# [What is expected]
Read the data and repeat it in full, exactly.

# [Supplied information]
::::::
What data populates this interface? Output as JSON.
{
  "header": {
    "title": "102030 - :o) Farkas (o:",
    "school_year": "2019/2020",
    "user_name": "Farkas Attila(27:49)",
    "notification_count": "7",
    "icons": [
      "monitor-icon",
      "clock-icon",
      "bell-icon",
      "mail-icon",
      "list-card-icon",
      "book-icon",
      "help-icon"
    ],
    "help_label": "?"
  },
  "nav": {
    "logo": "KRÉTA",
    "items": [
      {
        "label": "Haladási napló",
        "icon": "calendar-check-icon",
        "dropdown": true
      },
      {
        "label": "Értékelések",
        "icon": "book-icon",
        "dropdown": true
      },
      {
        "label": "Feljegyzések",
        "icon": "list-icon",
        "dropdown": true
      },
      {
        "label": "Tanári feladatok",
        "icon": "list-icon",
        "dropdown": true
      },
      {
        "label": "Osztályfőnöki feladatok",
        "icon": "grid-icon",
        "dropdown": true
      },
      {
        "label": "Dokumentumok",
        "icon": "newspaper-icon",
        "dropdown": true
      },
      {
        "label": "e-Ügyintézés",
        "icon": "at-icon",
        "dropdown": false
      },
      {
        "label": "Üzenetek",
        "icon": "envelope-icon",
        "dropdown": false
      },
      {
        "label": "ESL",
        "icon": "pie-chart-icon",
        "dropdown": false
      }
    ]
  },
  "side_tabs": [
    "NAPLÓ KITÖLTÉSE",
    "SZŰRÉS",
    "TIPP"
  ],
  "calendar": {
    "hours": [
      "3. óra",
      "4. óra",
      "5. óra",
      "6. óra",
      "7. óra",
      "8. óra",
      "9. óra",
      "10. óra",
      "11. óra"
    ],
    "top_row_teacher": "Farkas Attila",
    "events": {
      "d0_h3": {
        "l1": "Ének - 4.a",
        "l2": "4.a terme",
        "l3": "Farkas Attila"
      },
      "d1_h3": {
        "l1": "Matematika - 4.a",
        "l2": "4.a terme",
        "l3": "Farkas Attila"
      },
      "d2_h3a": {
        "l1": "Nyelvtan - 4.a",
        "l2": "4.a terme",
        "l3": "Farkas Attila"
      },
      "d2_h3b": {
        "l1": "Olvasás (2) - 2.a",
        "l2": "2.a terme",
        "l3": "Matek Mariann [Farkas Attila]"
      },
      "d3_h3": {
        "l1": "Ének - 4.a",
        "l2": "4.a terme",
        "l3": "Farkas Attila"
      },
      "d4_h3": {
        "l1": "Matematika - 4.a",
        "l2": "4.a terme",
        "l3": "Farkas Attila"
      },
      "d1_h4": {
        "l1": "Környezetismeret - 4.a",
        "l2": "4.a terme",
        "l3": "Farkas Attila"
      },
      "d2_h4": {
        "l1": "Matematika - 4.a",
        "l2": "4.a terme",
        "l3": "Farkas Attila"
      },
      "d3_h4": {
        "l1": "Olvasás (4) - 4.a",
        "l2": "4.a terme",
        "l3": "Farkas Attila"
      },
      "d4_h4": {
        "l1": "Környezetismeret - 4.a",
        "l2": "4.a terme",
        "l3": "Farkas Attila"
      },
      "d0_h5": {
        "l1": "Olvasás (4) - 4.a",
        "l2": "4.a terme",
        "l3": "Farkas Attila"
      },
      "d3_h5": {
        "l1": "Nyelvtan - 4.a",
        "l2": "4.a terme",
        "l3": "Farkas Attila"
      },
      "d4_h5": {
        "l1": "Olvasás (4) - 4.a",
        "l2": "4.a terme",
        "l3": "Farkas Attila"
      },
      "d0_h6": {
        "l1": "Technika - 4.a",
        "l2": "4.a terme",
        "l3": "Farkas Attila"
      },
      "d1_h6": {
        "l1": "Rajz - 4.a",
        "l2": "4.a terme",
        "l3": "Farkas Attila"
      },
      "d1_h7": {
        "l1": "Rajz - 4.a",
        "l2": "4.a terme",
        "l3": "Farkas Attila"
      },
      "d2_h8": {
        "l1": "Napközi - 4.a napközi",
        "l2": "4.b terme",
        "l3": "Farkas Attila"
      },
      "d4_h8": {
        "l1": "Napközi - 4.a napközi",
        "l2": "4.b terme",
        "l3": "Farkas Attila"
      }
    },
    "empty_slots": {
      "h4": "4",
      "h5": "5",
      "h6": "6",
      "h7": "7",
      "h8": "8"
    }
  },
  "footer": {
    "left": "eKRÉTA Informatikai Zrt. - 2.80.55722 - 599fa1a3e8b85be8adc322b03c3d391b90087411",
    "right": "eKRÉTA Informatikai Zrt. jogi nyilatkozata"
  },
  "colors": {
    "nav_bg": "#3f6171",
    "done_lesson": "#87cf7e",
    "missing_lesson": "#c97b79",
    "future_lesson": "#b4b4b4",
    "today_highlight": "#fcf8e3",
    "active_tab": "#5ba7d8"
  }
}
::::::
# [Reply]
What data populates this interface? Output as JSON.
{
  "header": {
    "title": "102030 - :o) Farkas (o:",
    "school_year": "2019/2020",
    "user_name": "Farkas Attila(27:49)",
    "notification_count": "7",
    "icons": [
      "monitor-icon",
      "clock-icon",
      "bell-icon",
      "mail-icon",
      "list-card-icon",
      "book-icon",
      "help-icon"
    ],
    "help_label": "?"
  },
  "nav": {
    "logo": "KRÉTA",
    "items": [
      {
        "label": "Haladási napló",
        "icon": "calendar-check-icon",
        "dropdown": true
      },
      {
        "label": "Értékelések",
        "icon": "book-icon",
        "dropdown": true
      },
      {
        "label": "Feljegyzések",
        "icon": "list-icon",
        "dropdown": true
      },
      {
        "label": "Tanári feladatok",
        "icon": "list-icon",
        "dropdown": true
      },
      {
        "label": "Osztályfőnöki feladatok",
        "icon": "grid-icon",
        "dropdown": true
      },
      {
        "label": "Dokumentumok",
        "icon": "newspaper-icon",
        "dropdown": true
      },
      {
        "label": "e-Ügyintézés",
        "icon": "at-icon",
        "dropdown": false
      },
      {
        "label": "Üzenetek",
        "icon": "envelope-icon",
        "dropdown": false
      },
      {
        "label": "ESL",
        "icon": "pie-chart-icon",
        "dropdown": false
      }
    ]
  },
  "side_tabs": [
    "NAPLÓ KITÖLTÉSE",
    "SZŰRÉS",
    "TIPP"
  ],
  "calendar": {
    "hours": [
      "3. óra",
      "4. óra",
      "5. óra",
      "6. óra",
      "7. óra",
      "8. óra",
      "9. óra",
      "10. óra",
      "11. óra"
    ],
    "top_row_teacher": "Farkas Attila",
    "events": {
      "d0_h3": {
        "l1": "Ének - 4.a",
        "l2": "4.a terme",
        "l3": "Farkas Attila"
      },
      "d1_h3": {
        "l1": "Matematika - 4.a",
        "l2": "4.a terme",
        "l3": "Farkas Attila"
      },
      "d2_h3a": {
        "l1": "Nyelvtan - 4.a",
        "l2": "4.a terme",
        "l3": "Farkas Attila"
      },
      "d2_h3b": {
        "l1": "Olvasás (2) - 2.a",
        "l2": "2.a terme",
        "l3": "Matek Mariann [Farkas Attila]"
      },
      "d3_h3": {
        "l1": "Ének - 4.a",
        "l2": "4.a terme",
        "l3": "Farkas Attila"
      },
      "d4_h3": {
        "l1": "Matematika - 4.a",
        "l2": "4.a terme",
        "l3": "Farkas Attila"
      },
      "d1_h4": {
        "l1": "Környezetismeret - 4.a",
        "l2": "4.a terme",
        "l3": "Farkas Attila"
      },
      "d2_h4": {
        "l1": "Matematika - 4.a",
        "l2": "4.a terme",
        "l3": "Farkas Attila"
      },
      "d3_h4": {
        "l1": "Olvasás (4) - 4.a",
        "l2": "4.a terme",
        "l3": "Farkas Attila"
      },
      "d4_h4": {
        "l1": "Környezetismeret - 4.a",
        "l2": "4.a terme",
        "l3": "Farkas Attila"
      },
      "d0_h5": {
        "l1": "Olvasás (4) - 4.a",
        "l2": "4.a terme",
        "l3": "Farkas Attila"
      },
      "d3_h5": {
        "l1": "Nyelvtan - 4.a",
        "l2": "4.a terme",
        "l3": "Farkas Attila"
      },
      "d4_h5": {
        "l1": "Olvasás (4) - 4.a",
        "l2": "4.a terme",
        "l3": "Farkas Attila"
      },
      "d0_h6": {
        "l1": "Technika - 4.a",
        "l2": "4.a terme",
        "l3": "Farkas Attila"
      },
      "d1_h6": {
        "l1": "Rajz - 4.a",
        "l2": "4.a terme",
        "l3": "Farkas Attila"
      },
      "d1_h7": {
        "l1": "Rajz - 4.a",
        "l2": "4.a terme",
        "l3": "Farkas Attila"
      },
      "d2_h8": {
        "l1": "Napközi - 4.a napközi",
        "l2": "4.b terme",
        "l3": "Farkas Attila"
      },
      "d4_h8": {
        "l1": "Napközi - 4.a napközi",
        "l2": "4.b terme",
        "l3": "Farkas Attila"
      }
    },
    "empty_slots": {
      "h4": "4",
      "h5": "5",
      "h6": "6",
      "h7": "7",
      "h8": "8"
    }
  },
  "footer": {
    "left": "eKRÉTA Informatikai Zrt. - 2.80.55722 - 599fa1a3e8b85be8adc322b03c3d391b90087411",
    "right": "eKRÉTA Informatikai Zrt. jogi nyilatkozata"
  },
  "colors": {
    "nav_bg": "#3f6171",
    "done_lesson": "#87cf7e",
    "missing_lesson": "#c97b79",
    "future_lesson": "#b4b4b4",
    "today_highlight": "#fcf8e3",
    "active_tab": "#5ba7d8"
  }
}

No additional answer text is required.